Task brief: Print the data exactly as it is given, please.

Records shown:
>> Start

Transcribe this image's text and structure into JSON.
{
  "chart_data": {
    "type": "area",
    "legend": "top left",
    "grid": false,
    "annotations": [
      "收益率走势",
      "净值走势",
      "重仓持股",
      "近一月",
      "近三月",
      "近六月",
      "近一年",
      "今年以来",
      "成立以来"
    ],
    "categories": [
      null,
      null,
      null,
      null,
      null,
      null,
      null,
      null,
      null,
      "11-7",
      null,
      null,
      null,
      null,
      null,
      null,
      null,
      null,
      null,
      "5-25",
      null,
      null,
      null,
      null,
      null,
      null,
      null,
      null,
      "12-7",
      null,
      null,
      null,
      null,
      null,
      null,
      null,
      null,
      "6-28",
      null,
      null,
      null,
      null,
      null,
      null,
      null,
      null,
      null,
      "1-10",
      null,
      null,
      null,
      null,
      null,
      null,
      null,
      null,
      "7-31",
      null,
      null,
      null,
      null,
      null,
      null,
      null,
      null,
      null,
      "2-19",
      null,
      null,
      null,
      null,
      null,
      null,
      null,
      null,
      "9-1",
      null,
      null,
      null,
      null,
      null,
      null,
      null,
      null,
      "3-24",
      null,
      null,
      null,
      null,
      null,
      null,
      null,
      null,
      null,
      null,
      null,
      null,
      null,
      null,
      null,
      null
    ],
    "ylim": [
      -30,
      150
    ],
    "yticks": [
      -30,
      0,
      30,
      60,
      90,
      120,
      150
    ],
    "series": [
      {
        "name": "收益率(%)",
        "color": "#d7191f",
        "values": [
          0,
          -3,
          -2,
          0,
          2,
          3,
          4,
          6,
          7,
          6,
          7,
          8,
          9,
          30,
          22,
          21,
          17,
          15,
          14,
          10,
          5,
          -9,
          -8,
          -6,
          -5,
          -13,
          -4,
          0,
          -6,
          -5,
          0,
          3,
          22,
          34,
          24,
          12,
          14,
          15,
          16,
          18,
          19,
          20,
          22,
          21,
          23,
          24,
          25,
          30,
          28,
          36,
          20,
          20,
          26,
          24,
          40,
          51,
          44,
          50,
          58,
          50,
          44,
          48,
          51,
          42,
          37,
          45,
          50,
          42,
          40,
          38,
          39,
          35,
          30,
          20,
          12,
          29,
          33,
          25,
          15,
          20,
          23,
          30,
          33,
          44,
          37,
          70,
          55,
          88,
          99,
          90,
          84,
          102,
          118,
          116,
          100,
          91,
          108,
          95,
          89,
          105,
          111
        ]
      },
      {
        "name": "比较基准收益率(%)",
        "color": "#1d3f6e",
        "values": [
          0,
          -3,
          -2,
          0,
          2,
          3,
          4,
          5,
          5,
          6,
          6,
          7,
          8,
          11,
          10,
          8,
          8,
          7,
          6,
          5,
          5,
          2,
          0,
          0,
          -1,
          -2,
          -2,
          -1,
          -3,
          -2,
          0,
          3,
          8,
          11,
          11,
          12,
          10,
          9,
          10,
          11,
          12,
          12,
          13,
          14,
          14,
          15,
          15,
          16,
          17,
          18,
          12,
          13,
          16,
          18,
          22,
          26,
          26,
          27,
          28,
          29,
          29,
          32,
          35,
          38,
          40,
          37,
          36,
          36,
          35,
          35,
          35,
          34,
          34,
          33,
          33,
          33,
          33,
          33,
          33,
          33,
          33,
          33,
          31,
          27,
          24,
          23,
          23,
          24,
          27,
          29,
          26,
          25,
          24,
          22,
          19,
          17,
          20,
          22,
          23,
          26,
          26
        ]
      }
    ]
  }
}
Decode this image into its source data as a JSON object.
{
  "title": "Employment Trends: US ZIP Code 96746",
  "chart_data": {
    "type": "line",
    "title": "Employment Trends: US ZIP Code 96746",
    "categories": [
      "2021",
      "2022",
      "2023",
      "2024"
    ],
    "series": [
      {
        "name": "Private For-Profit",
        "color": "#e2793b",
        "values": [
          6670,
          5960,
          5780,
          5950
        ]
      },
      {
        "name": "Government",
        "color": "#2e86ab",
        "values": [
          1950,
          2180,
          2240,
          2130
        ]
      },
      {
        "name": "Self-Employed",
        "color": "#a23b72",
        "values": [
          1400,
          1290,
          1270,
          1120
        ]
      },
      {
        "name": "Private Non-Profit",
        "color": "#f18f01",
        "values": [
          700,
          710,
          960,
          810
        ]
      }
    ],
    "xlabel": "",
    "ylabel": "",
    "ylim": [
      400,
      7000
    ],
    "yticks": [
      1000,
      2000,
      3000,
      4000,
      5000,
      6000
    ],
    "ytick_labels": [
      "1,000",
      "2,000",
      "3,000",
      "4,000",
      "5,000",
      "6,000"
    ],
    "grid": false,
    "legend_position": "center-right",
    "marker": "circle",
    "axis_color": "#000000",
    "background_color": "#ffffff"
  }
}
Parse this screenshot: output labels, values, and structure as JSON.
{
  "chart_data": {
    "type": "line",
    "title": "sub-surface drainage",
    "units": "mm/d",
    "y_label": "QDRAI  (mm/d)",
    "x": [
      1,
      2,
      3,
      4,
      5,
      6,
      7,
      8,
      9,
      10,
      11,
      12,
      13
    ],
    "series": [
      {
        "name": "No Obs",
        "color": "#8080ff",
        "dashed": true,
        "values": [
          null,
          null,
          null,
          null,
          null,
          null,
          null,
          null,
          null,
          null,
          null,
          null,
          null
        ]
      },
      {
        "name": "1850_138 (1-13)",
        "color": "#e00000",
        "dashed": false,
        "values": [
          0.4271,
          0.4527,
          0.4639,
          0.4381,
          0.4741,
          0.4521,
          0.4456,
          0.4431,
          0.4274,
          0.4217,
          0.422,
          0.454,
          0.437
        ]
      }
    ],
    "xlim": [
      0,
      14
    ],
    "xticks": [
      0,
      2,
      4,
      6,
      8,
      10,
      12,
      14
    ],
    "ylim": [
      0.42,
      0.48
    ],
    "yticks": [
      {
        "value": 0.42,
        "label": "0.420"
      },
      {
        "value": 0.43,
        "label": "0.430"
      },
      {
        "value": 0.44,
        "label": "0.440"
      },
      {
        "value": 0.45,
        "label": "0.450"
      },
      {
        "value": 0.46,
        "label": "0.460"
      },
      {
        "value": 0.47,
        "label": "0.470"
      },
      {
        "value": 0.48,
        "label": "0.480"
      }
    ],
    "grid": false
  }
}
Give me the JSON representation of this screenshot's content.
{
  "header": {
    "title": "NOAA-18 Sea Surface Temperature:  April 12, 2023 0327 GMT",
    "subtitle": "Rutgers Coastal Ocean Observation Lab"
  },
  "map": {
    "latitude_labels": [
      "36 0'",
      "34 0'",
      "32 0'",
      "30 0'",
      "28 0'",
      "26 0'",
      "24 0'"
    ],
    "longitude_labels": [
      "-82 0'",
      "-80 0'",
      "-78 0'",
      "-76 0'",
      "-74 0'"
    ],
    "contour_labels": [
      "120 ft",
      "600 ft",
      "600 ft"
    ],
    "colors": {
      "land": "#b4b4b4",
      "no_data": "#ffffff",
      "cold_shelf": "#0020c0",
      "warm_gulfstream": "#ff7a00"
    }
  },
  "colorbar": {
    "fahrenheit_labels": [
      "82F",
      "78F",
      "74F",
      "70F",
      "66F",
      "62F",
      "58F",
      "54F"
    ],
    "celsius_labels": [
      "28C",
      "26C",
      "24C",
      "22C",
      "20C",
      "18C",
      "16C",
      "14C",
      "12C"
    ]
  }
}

>> End

Output for this task:
Transcribe this image's text and structure into JSON.
{
  "chart_data": {
    "type": "area",
    "legend": "top left",
    "grid": false,
    "annotations": [
      "收益率走势",
      "净值走势",
      "重仓持股",
      "近一月",
      "近三月",
      "近六月",
      "近一年",
      "今年以来",
      "成立以来"
    ],
    "categories": [
      null,
      null,
      null,
      null,
      null,
      null,
      null,
      null,
      null,
      "11-7",
      null,
      null,
      null,
      null,
      null,
      null,
      null,
      null,
      null,
      "5-25",
      null,
      null,
      null,
      null,
      null,
      null,
      null,
      null,
      "12-7",
      null,
      null,
      null,
      null,
      null,
      null,
      null,
      null,
      "6-28",
      null,
      null,
      null,
      null,
      null,
      null,
      null,
      null,
      null,
      "1-10",
      null,
      null,
      null,
      null,
      null,
      null,
      null,
      null,
      "7-31",
      null,
      null,
      null,
      null,
      null,
      null,
      null,
      null,
      null,
      "2-19",
      null,
      null,
      null,
      null,
      null,
      null,
      null,
      null,
      "9-1",
      null,
      null,
      null,
      null,
      null,
      null,
      null,
      null,
      "3-24",
      null,
      null,
      null,
      null,
      null,
      null,
      null,
      null,
      null,
      null,
      null,
      null,
      null,
      null,
      null,
      null
    ],
    "ylim": [
      -30,
      150
    ],
    "yticks": [
      -30,
      0,
      30,
      60,
      90,
      120,
      150
    ],
    "series": [
      {
        "name": "收益率(%)",
        "color": "#d7191f",
        "values": [
          0,
          -3,
          -2,
          0,
          2,
          3,
          4,
          6,
          7,
          6,
          7,
          8,
          9,
          30,
          22,
          21,
          17,
          15,
          14,
          10,
          5,
          -9,
          -8,
          -6,
          -5,
          -13,
          -4,
          0,
          -6,
          -5,
          0,
          3,
          22,
          34,
          24,
          12,
          14,
          15,
          16,
          18,
          19,
          20,
          22,
          21,
          23,
          24,
          25,
          30,
          28,
          36,
          20,
          20,
          26,
          24,
          40,
          51,
          44,
          50,
          58,
          50,
          44,
          48,
          51,
          42,
          37,
          45,
          50,
          42,
          40,
          38,
          39,
          35,
          30,
          20,
          12,
          29,
          33,
          25,
          15,
          20,
          23,
          30,
          33,
          44,
          37,
          70,
          55,
          88,
          99,
          90,
          84,
          102,
          118,
          116,
          100,
          91,
          108,
          95,
          89,
          105,
          111
        ]
      },
      {
        "name": "比较基准收益率(%)",
        "color": "#1d3f6e",
        "values": [
          0,
          -3,
          -2,
          0,
          2,
          3,
          4,
          5,
          5,
          6,
          6,
          7,
          8,
          11,
          10,
          8,
          8,
          7,
          6,
          5,
          5,
          2,
          0,
          0,
          -1,
          -2,
          -2,
          -1,
          -3,
          -2,
          0,
          3,
          8,
          11,
          11,
          12,
          10,
          9,
          10,
          11,
          12,
          12,
          13,
          14,
          14,
          15,
          15,
          16,
          17,
          18,
          12,
          13,
          16,
          18,
          22,
          26,
          26,
          27,
          28,
          29,
          29,
          32,
          35,
          38,
          40,
          37,
          36,
          36,
          35,
          35,
          35,
          34,
          34,
          33,
          33,
          33,
          33,
          33,
          33,
          33,
          33,
          33,
          31,
          27,
          24,
          23,
          23,
          24,
          27,
          29,
          26,
          25,
          24,
          22,
          19,
          17,
          20,
          22,
          23,
          26,
          26
        ]
      }
    ]
  }
}
Decode this image into its source data as a JSON object.
{
  "title": "Employment Trends: US ZIP Code 96746",
  "chart_data": {
    "type": "line",
    "title": "Employment Trends: US ZIP Code 96746",
    "categories": [
      "2021",
      "2022",
      "2023",
      "2024"
    ],
    "series": [
      {
        "name": "Private For-Profit",
        "color": "#e2793b",
        "values": [
          6670,
          5960,
          5780,
          5950
        ]
      },
      {
        "name": "Government",
        "color": "#2e86ab",
        "values": [
          1950,
          2180,
          2240,
          2130
        ]
      },
      {
        "name": "Self-Employed",
        "color": "#a23b72",
        "values": [
          1400,
          1290,
          1270,
          1120
        ]
      },
      {
        "name": "Private Non-Profit",
        "color": "#f18f01",
        "values": [
          700,
          710,
          960,
          810
        ]
      }
    ],
    "xlabel": "",
    "ylabel": "",
    "ylim": [
      400,
      7000
    ],
    "yticks": [
      1000,
      2000,
      3000,
      4000,
      5000,
      6000
    ],
    "ytick_labels": [
      "1,000",
      "2,000",
      "3,000",
      "4,000",
      "5,000",
      "6,000"
    ],
    "grid": false,
    "legend_position": "center-right",
    "marker": "circle",
    "axis_color": "#000000",
    "background_color": "#ffffff"
  }
}
Parse this screenshot: output labels, values, and structure as JSON.
{
  "chart_data": {
    "type": "line",
    "title": "sub-surface drainage",
    "units": "mm/d",
    "y_label": "QDRAI  (mm/d)",
    "x": [
      1,
      2,
      3,
      4,
      5,
      6,
      7,
      8,
      9,
      10,
      11,
      12,
      13
    ],
    "series": [
      {
        "name": "No Obs",
        "color": "#8080ff",
        "dashed": true,
        "values": [
          null,
          null,
          null,
          null,
          null,
          null,
          null,
          null,
          null,
          null,
          null,
          null,
          null
        ]
      },
      {
        "name": "1850_138 (1-13)",
        "color": "#e00000",
        "dashed": false,
        "values": [
          0.4271,
          0.4527,
          0.4639,
          0.4381,
          0.4741,
          0.4521,
          0.4456,
          0.4431,
          0.4274,
          0.4217,
          0.422,
          0.454,
          0.437
        ]
      }
    ],
    "xlim": [
      0,
      14
    ],
    "xticks": [
      0,
      2,
      4,
      6,
      8,
      10,
      12,
      14
    ],
    "ylim": [
      0.42,
      0.48
    ],
    "yticks": [
      {
        "value": 0.42,
        "label": "0.420"
      },
      {
        "value": 0.43,
        "label": "0.430"
      },
      {
        "value": 0.44,
        "label": "0.440"
      },
      {
        "value": 0.45,
        "label": "0.450"
      },
      {
        "value": 0.46,
        "label": "0.460"
      },
      {
        "value": 0.47,
        "label": "0.470"
      },
      {
        "value": 0.48,
        "label": "0.480"
      }
    ],
    "grid": false
  }
}
Give me the JSON representation of this screenshot's content.
{
  "header": {
    "title": "NOAA-18 Sea Surface Temperature:  April 12, 2023 0327 GMT",
    "subtitle": "Rutgers Coastal Ocean Observation Lab"
  },
  "map": {
    "latitude_labels": [
      "36 0'",
      "34 0'",
      "32 0'",
      "30 0'",
      "28 0'",
      "26 0'",
      "24 0'"
    ],
    "longitude_labels": [
      "-82 0'",
      "-80 0'",
      "-78 0'",
      "-76 0'",
      "-74 0'"
    ],
    "contour_labels": [
      "120 ft",
      "600 ft",
      "600 ft"
    ],
    "colors": {
      "land": "#b4b4b4",
      "no_data": "#ffffff",
      "cold_shelf": "#0020c0",
      "warm_gulfstream": "#ff7a00"
    }
  },
  "colorbar": {
    "fahrenheit_labels": [
      "82F",
      "78F",
      "74F",
      "70F",
      "66F",
      "62F",
      "58F",
      "54F"
    ],
    "celsius_labels": [
      "28C",
      "26C",
      "24C",
      "22C",
      "20C",
      "18C",
      "16C",
      "14C",
      "12C"
    ]
  }
}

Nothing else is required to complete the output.